What the exercise asks.
Report all lines holding "icon".
** Begin Raw records **
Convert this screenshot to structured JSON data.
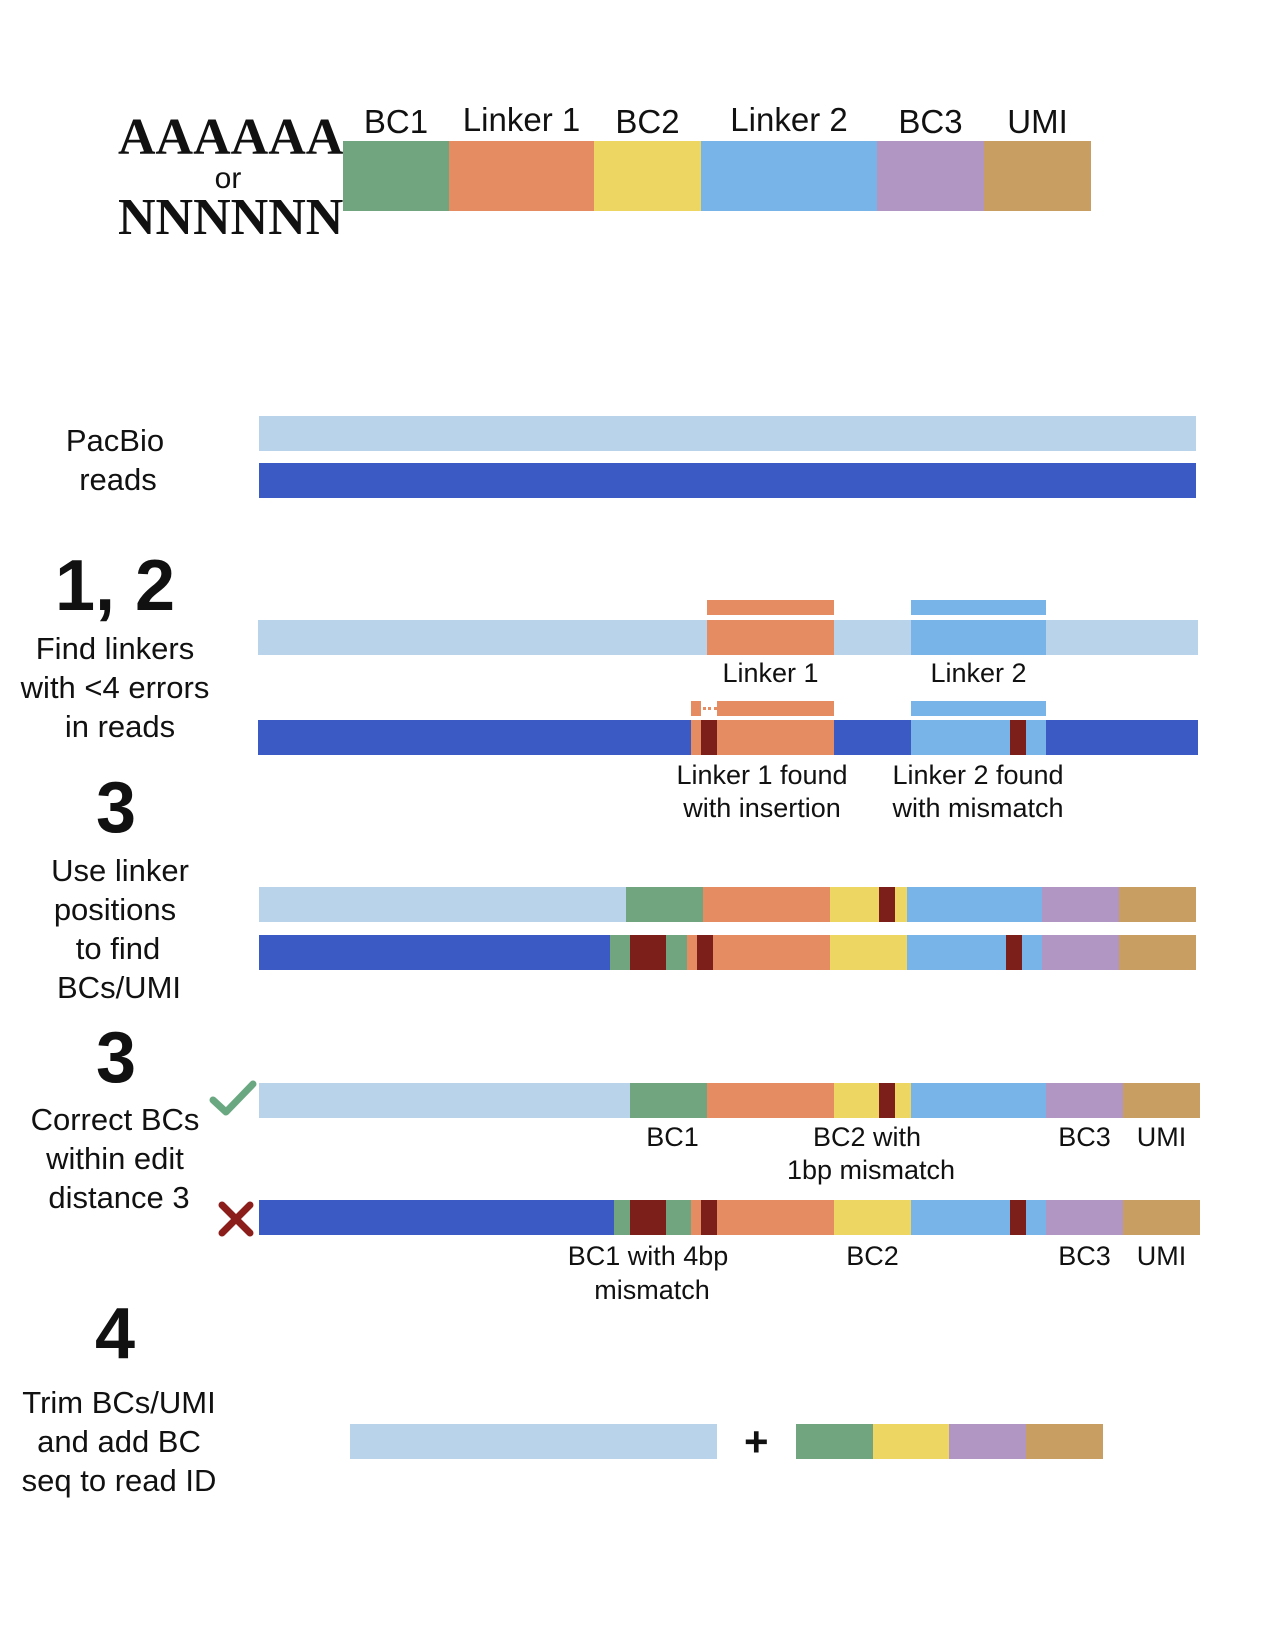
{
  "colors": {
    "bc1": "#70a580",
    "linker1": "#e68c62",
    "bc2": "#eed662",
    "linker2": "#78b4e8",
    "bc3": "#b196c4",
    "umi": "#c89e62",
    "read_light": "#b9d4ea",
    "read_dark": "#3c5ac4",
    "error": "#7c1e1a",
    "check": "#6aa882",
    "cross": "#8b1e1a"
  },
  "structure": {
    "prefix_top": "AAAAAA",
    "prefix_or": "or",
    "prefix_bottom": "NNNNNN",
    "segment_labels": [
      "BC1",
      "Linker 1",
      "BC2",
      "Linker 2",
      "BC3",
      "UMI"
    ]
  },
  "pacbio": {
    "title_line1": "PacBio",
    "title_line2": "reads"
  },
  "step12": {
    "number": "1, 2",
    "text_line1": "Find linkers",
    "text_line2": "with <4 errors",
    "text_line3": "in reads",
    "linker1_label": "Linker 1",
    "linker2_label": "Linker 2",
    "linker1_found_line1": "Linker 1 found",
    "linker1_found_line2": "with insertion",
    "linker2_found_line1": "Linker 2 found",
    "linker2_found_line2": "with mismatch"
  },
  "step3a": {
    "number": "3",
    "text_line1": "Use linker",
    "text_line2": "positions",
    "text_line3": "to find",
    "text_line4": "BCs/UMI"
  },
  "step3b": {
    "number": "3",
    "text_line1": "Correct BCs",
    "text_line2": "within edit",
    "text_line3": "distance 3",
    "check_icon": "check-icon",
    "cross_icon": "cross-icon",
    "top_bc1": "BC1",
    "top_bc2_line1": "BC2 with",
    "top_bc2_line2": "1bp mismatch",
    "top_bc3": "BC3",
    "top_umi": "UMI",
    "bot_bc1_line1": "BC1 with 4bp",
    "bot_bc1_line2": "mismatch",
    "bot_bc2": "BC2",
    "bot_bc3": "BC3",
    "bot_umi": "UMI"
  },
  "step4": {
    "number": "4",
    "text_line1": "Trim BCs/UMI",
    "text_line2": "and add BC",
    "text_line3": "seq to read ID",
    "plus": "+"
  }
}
** End Raw records **
** Begin Raw records **
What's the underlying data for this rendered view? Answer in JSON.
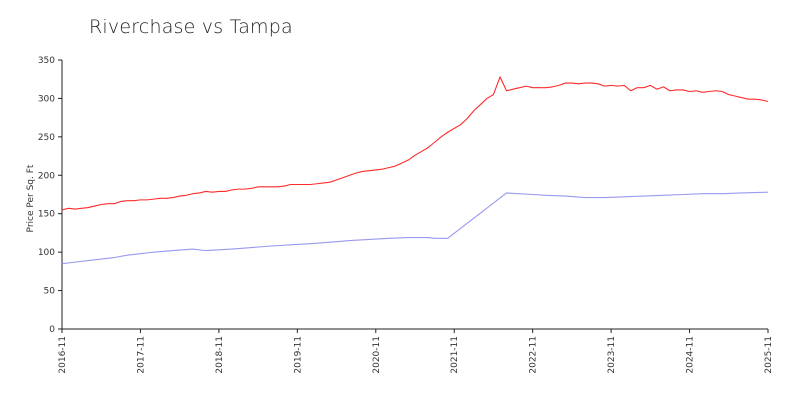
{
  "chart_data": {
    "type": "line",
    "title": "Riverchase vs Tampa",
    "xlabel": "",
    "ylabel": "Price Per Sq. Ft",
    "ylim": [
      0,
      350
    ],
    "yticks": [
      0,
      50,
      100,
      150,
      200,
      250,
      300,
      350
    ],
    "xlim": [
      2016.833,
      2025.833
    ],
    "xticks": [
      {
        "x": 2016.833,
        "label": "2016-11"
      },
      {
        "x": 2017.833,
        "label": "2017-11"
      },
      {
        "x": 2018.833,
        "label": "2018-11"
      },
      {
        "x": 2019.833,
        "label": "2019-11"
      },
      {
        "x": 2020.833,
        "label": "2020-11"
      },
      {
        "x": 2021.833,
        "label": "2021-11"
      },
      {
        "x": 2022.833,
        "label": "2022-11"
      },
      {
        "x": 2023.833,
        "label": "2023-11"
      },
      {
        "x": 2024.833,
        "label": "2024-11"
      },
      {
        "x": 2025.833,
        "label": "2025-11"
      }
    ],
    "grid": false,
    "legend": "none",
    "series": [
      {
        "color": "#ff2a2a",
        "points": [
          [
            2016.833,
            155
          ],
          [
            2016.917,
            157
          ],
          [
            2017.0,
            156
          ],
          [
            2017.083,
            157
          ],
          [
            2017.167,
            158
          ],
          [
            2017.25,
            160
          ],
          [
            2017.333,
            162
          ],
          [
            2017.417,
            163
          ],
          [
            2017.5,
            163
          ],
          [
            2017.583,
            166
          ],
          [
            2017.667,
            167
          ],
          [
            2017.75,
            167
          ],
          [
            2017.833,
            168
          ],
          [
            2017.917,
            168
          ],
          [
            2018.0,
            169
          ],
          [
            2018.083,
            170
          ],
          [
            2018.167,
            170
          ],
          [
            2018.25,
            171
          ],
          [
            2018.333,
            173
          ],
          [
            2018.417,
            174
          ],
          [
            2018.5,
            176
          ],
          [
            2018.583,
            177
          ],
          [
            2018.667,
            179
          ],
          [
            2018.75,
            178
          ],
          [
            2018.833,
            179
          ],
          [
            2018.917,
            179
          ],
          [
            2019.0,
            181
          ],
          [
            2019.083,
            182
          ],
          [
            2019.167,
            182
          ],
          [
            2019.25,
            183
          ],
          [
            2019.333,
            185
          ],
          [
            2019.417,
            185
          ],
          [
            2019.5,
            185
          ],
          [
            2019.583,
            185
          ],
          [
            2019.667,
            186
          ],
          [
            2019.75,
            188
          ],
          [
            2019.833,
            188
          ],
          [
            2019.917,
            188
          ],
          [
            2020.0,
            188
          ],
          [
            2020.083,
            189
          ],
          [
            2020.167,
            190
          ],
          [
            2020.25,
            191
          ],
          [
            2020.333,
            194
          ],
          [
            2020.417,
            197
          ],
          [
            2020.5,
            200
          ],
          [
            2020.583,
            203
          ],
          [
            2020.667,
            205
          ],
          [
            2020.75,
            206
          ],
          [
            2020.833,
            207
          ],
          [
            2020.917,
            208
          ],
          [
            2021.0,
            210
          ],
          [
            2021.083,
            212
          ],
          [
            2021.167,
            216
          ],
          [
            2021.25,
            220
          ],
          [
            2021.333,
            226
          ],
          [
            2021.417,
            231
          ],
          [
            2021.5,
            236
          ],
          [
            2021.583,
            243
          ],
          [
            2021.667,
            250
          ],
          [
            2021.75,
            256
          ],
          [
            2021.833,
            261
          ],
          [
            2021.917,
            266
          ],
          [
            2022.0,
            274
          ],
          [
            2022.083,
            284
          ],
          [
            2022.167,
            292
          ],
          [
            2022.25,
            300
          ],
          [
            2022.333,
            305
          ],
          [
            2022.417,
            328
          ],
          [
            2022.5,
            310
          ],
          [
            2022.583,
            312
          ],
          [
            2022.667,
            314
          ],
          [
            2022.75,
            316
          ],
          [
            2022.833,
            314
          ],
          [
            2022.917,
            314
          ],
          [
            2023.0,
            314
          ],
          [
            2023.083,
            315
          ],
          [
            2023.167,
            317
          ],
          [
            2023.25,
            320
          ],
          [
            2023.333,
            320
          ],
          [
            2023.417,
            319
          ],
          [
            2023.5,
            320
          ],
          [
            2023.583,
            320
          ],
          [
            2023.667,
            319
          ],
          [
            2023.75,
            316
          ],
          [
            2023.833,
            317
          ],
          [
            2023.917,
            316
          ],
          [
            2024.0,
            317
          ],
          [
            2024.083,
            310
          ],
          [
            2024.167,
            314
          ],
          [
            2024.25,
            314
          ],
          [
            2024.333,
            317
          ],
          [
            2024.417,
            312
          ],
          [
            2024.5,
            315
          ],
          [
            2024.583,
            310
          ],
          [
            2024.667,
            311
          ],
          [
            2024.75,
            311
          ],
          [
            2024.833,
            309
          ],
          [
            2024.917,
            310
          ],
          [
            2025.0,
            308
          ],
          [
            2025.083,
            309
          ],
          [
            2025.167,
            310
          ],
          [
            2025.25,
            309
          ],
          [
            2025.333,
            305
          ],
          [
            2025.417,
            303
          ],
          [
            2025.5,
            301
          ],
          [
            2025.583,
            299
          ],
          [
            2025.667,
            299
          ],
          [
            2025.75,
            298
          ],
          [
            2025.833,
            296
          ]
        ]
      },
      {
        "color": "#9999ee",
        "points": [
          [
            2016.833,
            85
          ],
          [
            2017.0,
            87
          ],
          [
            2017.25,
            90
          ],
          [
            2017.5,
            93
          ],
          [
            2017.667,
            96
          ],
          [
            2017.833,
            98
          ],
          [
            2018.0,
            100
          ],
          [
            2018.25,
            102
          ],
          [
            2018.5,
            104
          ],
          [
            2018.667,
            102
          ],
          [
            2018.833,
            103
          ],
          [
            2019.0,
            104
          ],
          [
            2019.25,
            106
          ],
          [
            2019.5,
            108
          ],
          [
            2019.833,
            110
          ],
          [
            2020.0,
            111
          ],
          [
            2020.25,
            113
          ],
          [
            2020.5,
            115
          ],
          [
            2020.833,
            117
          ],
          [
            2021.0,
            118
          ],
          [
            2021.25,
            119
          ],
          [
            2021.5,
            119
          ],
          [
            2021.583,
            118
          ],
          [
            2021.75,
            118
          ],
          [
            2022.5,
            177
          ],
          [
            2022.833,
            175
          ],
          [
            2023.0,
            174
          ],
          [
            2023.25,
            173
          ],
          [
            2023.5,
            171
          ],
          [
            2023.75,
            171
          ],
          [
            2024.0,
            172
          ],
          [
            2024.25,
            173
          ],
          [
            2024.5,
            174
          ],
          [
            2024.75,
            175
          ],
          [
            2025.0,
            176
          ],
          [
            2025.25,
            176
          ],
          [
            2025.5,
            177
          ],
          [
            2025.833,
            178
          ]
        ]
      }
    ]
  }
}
** End Raw records **
Correct response.
    "check_icon": "check-icon",
    "cross_icon": "cross-icon",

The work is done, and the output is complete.